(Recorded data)
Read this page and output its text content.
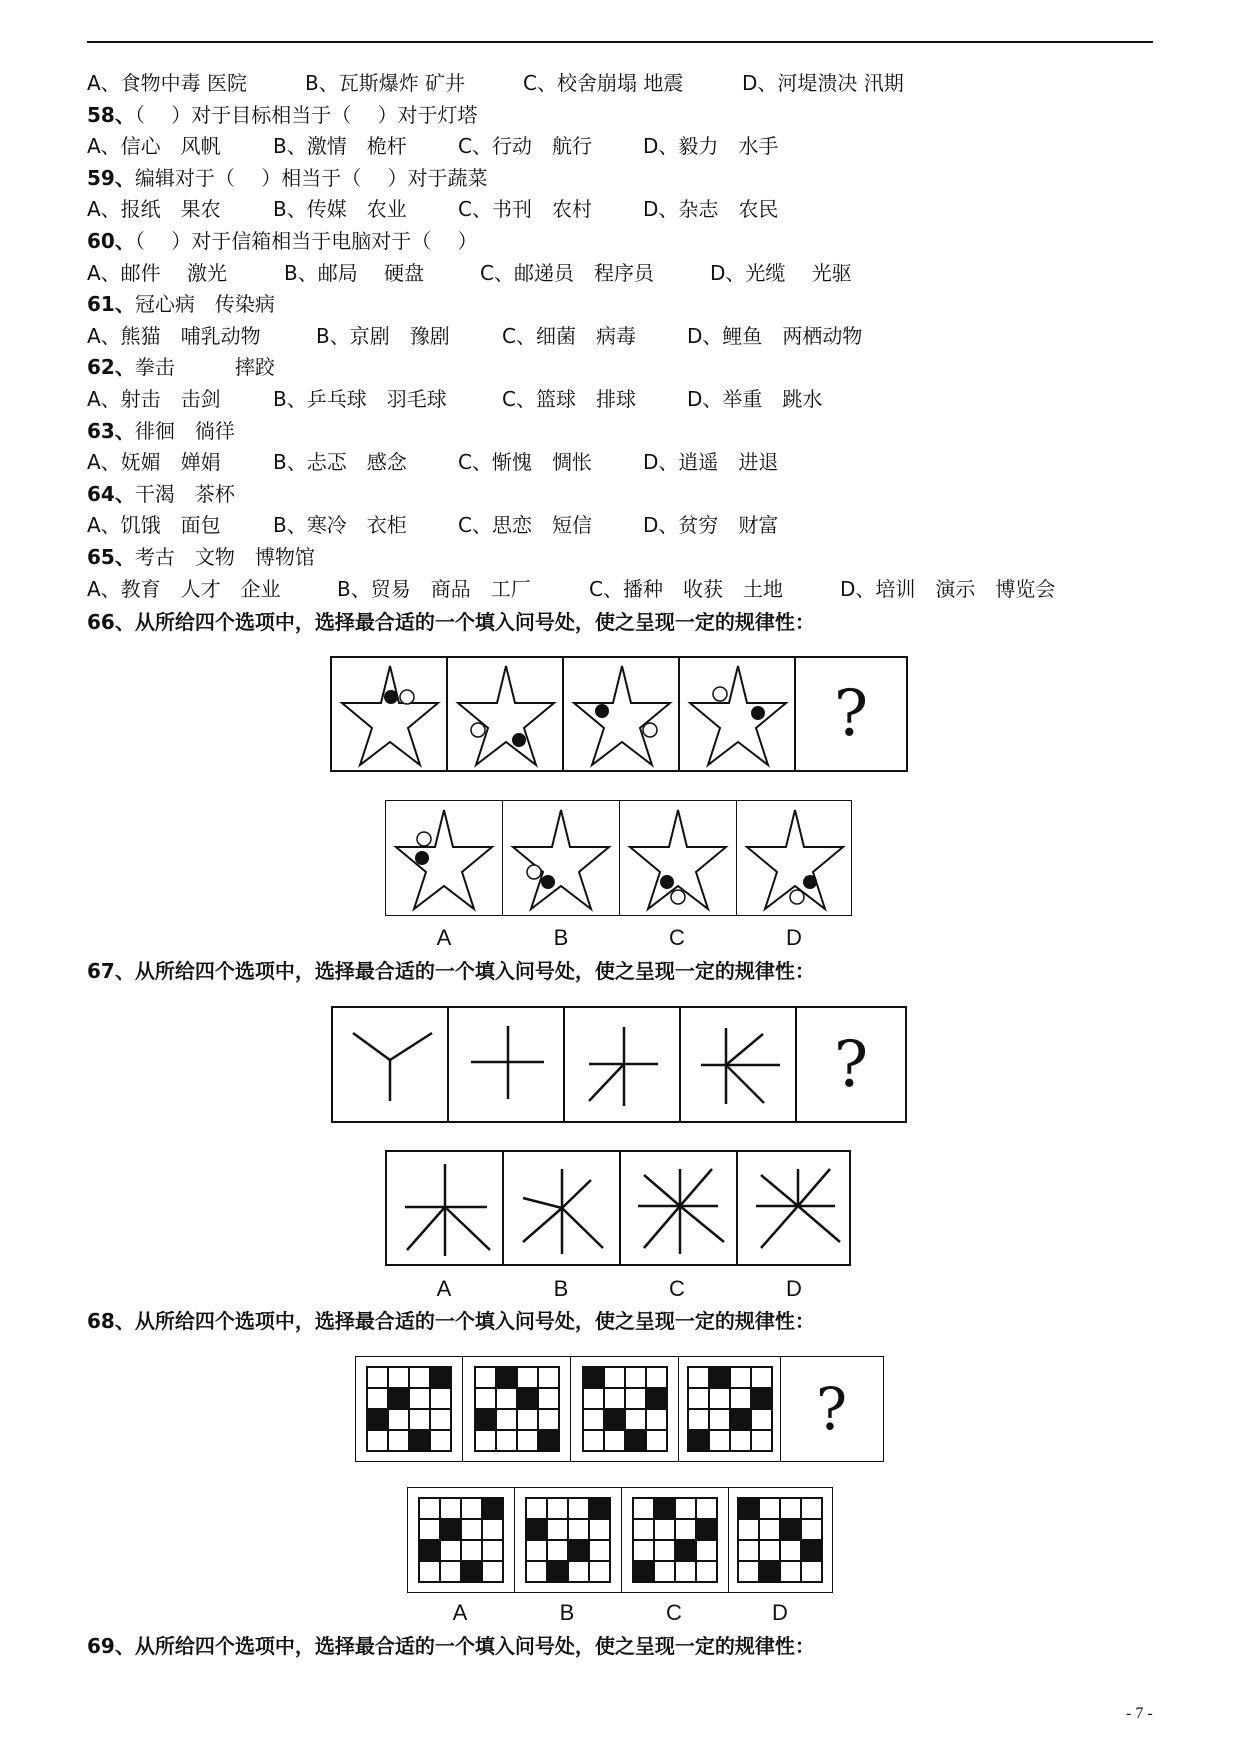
A、食物中毒 医院	B、瓦斯爆炸 矿井	C、校舍崩塌 地震	D、河堤溃决 汛期
58、（　 ）对于目标相当于（　 ）对于灯塔
A、信心　风帆	B、激情　桅杆	C、行动　航行	D、毅力　水手
59、编辑对于（　 ）相当于（　 ）对于蔬菜
A、报纸　果农	B、传媒　农业	C、书刊　农村	D、杂志　农民
60、（　 ）对于信箱相当于电脑对于（　 ）
A、邮件　 激光	B、邮局　 硬盘	C、邮递员　程序员	D、光缆　 光驱
61、冠心病　传染病
A、熊猫　哺乳动物	B、京剧　豫剧	C、细菌　病毒	D、鲤鱼　两栖动物
62、拳击　　　摔跤
A、射击　击剑	B、乒乓球　羽毛球	C、篮球　排球	D、举重　跳水
63、徘徊　徜徉
A、妩媚　婵娟	B、忐忑　感念	C、惭愧　惆怅	D、逍遥　进退
64、干渴　茶杯
A、饥饿　面包	B、寒冷　衣柜	C、思恋　短信	D、贫穷　财富
65、考古　文物　博物馆
A、教育　人才　企业	B、贸易　商品　工厂	C、播种　收获　土地	D、培训　演示　博览会
66、从所给四个选项中，选择最合适的一个填入问号处，使之呈现一定的规律性：
?
A	B	C	D
67、从所给四个选项中，选择最合适的一个填入问号处，使之呈现一定的规律性：
?
A	B	C	D
68、从所给四个选项中，选择最合适的一个填入问号处，使之呈现一定的规律性：
?
A	B	C	D
69、从所给四个选项中，选择最合适的一个填入问号处，使之呈现一定的规律性：
- 7 -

#### Required task:
Write out the whole listing exactly, and drop the pictures.

#### Right answer:
Read this page and output its text content.
A、食物中毒 医院	B、瓦斯爆炸 矿井	C、校舍崩塌 地震	D、河堤溃决 汛期
58、（　 ）对于目标相当于（　 ）对于灯塔
A、信心　风帆	B、激情　桅杆	C、行动　航行	D、毅力　水手
59、编辑对于（　 ）相当于（　 ）对于蔬菜
A、报纸　果农	B、传媒　农业	C、书刊　农村	D、杂志　农民
60、（　 ）对于信箱相当于电脑对于（　 ）
A、邮件　 激光	B、邮局　 硬盘	C、邮递员　程序员	D、光缆　 光驱
61、冠心病　传染病
A、熊猫　哺乳动物	B、京剧　豫剧	C、细菌　病毒	D、鲤鱼　两栖动物
62、拳击　　　摔跤
A、射击　击剑	B、乒乓球　羽毛球	C、篮球　排球	D、举重　跳水
63、徘徊　徜徉
A、妩媚　婵娟	B、忐忑　感念	C、惭愧　惆怅	D、逍遥　进退
64、干渴　茶杯
A、饥饿　面包	B、寒冷　衣柜	C、思恋　短信	D、贫穷　财富
65、考古　文物　博物馆
A、教育　人才　企业	B、贸易　商品　工厂	C、播种　收获　土地	D、培训　演示　博览会
66、从所给四个选项中，选择最合适的一个填入问号处，使之呈现一定的规律性：
?
A	B	C	D
67、从所给四个选项中，选择最合适的一个填入问号处，使之呈现一定的规律性：
?
A	B	C	D
68、从所给四个选项中，选择最合适的一个填入问号处，使之呈现一定的规律性：
?
A	B	C	D
69、从所给四个选项中，选择最合适的一个填入问号处，使之呈现一定的规律性：
- 7 -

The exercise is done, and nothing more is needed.